(SET TASK)
Produce a verbatim copy of the entries listed below.
---- MATERIAL FOR THIS TASK
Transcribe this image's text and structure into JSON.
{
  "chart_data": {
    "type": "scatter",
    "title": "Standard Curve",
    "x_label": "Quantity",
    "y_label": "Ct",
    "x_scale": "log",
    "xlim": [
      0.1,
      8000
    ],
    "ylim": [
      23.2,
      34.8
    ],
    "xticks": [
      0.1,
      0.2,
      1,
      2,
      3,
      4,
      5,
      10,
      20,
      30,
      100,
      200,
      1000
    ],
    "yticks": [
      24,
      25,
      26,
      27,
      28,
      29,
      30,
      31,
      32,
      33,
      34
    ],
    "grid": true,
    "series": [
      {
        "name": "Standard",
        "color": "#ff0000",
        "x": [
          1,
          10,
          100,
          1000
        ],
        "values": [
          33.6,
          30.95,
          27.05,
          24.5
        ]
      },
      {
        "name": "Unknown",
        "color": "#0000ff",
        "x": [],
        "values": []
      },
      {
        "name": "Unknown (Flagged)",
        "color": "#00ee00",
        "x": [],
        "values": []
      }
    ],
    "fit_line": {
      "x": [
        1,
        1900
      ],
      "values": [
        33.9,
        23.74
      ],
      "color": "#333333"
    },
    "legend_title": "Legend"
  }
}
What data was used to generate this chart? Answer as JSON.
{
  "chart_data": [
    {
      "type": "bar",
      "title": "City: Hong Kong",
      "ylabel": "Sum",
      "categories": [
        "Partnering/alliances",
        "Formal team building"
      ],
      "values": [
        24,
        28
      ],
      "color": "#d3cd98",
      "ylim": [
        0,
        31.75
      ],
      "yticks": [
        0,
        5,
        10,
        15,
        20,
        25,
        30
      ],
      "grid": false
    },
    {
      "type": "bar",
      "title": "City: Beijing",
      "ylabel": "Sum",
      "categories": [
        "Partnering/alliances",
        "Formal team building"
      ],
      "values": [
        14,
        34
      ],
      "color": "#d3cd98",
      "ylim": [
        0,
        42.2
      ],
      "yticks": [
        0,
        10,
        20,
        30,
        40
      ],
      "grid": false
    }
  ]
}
--------
(EXERCISE SOLUTION)
Transcribe this image's text and structure into JSON.
{
  "chart_data": {
    "type": "scatter",
    "title": "Standard Curve",
    "x_label": "Quantity",
    "y_label": "Ct",
    "x_scale": "log",
    "xlim": [
      0.1,
      8000
    ],
    "ylim": [
      23.2,
      34.8
    ],
    "xticks": [
      0.1,
      0.2,
      1,
      2,
      3,
      4,
      5,
      10,
      20,
      30,
      100,
      200,
      1000
    ],
    "yticks": [
      24,
      25,
      26,
      27,
      28,
      29,
      30,
      31,
      32,
      33,
      34
    ],
    "grid": true,
    "series": [
      {
        "name": "Standard",
        "color": "#ff0000",
        "x": [
          1,
          10,
          100,
          1000
        ],
        "values": [
          33.6,
          30.95,
          27.05,
          24.5
        ]
      },
      {
        "name": "Unknown",
        "color": "#0000ff",
        "x": [],
        "values": []
      },
      {
        "name": "Unknown (Flagged)",
        "color": "#00ee00",
        "x": [],
        "values": []
      }
    ],
    "fit_line": {
      "x": [
        1,
        1900
      ],
      "values": [
        33.9,
        23.74
      ],
      "color": "#333333"
    },
    "legend_title": "Legend"
  }
}
What data was used to generate this chart? Answer as JSON.
{
  "chart_data": [
    {
      "type": "bar",
      "title": "City: Hong Kong",
      "ylabel": "Sum",
      "categories": [
        "Partnering/alliances",
        "Formal team building"
      ],
      "values": [
        24,
        28
      ],
      "color": "#d3cd98",
      "ylim": [
        0,
        31.75
      ],
      "yticks": [
        0,
        5,
        10,
        15,
        20,
        25,
        30
      ],
      "grid": false
    },
    {
      "type": "bar",
      "title": "City: Beijing",
      "ylabel": "Sum",
      "categories": [
        "Partnering/alliances",
        "Formal team building"
      ],
      "values": [
        14,
        34
      ],
      "color": "#d3cd98",
      "ylim": [
        0,
        42.2
      ],
      "yticks": [
        0,
        10,
        20,
        30,
        40
      ],
      "grid": false
    }
  ]
}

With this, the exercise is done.